Trecho:

========

Polícia cubana impede simpatizantes de ver artista dissidente em greve de fome

Luis Manuel Otero Alcántara, 33, cumpre greve de fome há uma semana, sozinho em sua casa. Seu objetivo é denunciar o confisco de suas obras por agentes de segurança. Imagem de divulgação mostra o artista cubano Luis Manuel Ancantara no sexto dia de greve de fome, em 30 de abril de 2021
Katherine Bisquet / AFP
Dezenas de pessoas de Cuba foram impedidos por agentes de segurança de chegar à casa do artista dissidente Luis Manuel Otero Alcántara, que está em greve de fome, na sexta-feira (30).
Algumas pessoas foram presas, segundo um vídeo divulgado nas redes sociais pelo Movimento São Isidro (MSI).
Otero Alcántara, 33, cumpre greve de fome há uma semana, sozinho em sua casa, no bairro de San Isidro, na Havana. Seu objetivo é denunciar o confisco de suas obras por agentes de segurança.
O canal estatal Noticiero Nacional de Televisión acusou o MSI, coletivo de contestação formado por artistas e universitários, de tentar manipular a situação politicamente. O veículo afirma que Otero recebeu instruções do exterior para fazer a greve de fome. O canal também diz que o artista é financiado pelo think tank Instituto Nacional Democrata, com sede em Washington.
Ramón Suárez Polcari, chanceler da arquidiocese de Havana disse à AFP que à tarde conseguiu entrar na residência de Otero e tentou convencê-lo a desistir da greve, sem conseguir.
“Foi ele quem abriu a porta e nos sentamos para conversar, parecia um pouco esgotado, é lógico”, disse ao assinalar que conversaram por cerca de uma hora.

========

Entradas de dados:
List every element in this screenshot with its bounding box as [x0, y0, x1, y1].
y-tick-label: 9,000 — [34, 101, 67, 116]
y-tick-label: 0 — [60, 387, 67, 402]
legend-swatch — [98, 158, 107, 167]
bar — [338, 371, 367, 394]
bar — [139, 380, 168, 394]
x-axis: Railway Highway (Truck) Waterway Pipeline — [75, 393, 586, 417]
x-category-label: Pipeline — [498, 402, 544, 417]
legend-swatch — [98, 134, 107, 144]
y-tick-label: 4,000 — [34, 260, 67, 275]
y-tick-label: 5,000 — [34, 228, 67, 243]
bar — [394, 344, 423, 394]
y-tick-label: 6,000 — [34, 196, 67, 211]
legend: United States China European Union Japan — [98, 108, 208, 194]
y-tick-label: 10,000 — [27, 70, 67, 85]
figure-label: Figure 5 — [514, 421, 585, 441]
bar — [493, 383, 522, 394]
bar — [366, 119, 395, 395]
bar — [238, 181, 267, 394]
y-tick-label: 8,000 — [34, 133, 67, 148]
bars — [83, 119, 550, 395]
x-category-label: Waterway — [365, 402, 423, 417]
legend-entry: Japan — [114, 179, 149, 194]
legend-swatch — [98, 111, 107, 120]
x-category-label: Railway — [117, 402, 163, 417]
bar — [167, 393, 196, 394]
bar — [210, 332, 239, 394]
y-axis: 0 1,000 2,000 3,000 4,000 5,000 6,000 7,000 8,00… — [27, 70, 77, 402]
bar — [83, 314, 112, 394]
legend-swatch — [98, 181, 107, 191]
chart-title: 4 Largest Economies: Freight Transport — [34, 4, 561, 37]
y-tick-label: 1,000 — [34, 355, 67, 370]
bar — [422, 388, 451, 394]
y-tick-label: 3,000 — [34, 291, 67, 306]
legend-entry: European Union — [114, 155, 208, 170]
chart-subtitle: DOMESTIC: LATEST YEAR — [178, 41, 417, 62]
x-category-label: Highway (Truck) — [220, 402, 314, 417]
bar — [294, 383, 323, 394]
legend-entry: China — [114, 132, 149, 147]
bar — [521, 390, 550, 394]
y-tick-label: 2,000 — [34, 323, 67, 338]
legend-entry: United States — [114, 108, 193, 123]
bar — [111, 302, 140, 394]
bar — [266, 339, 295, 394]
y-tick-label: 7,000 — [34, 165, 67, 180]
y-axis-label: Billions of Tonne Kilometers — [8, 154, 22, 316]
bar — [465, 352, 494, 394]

========

Tarefa proposta 1:
Responda com base no trecho:
(a) Há quanto tempo Otero Alcántara cumpre greve de fome?
(b) Que canal estatal acusou o MSI de tentar manipular a situação politicamente?
(c) Por quanto tempo Ramón Suárez Polcari conversou com o artista?
Tarefa proposta 2: Transcreva do trecho a parte que vai de "Luis Manuel Otero Alcántara, 33, cumpre" até "na sexta-feira (30).".

Solução do exercício 1:
(a) Há uma semana.
(b) O Noticiero Nacional de Televisión.
(c) Por cerca de uma hora.

Solução do exercício 2:
Luis Manuel Otero Alcántara, 33, cumpre greve de fome há uma semana, sozinho em sua casa. Seu objetivo é denunciar o confisco de suas obras por agentes de segurança. Imagem de divulgação mostra o artista cubano Luis Manuel Ancantara no sexto dia de greve de fome, em 30 de abril de 2021
Katherine Bisquet / AFP
Dezenas de pessoas de Cuba foram impedidos por agentes de segurança de chegar à casa do artista dissidente Luis Manuel Otero Alcántara, que está em greve de fome, na sexta-feira (30).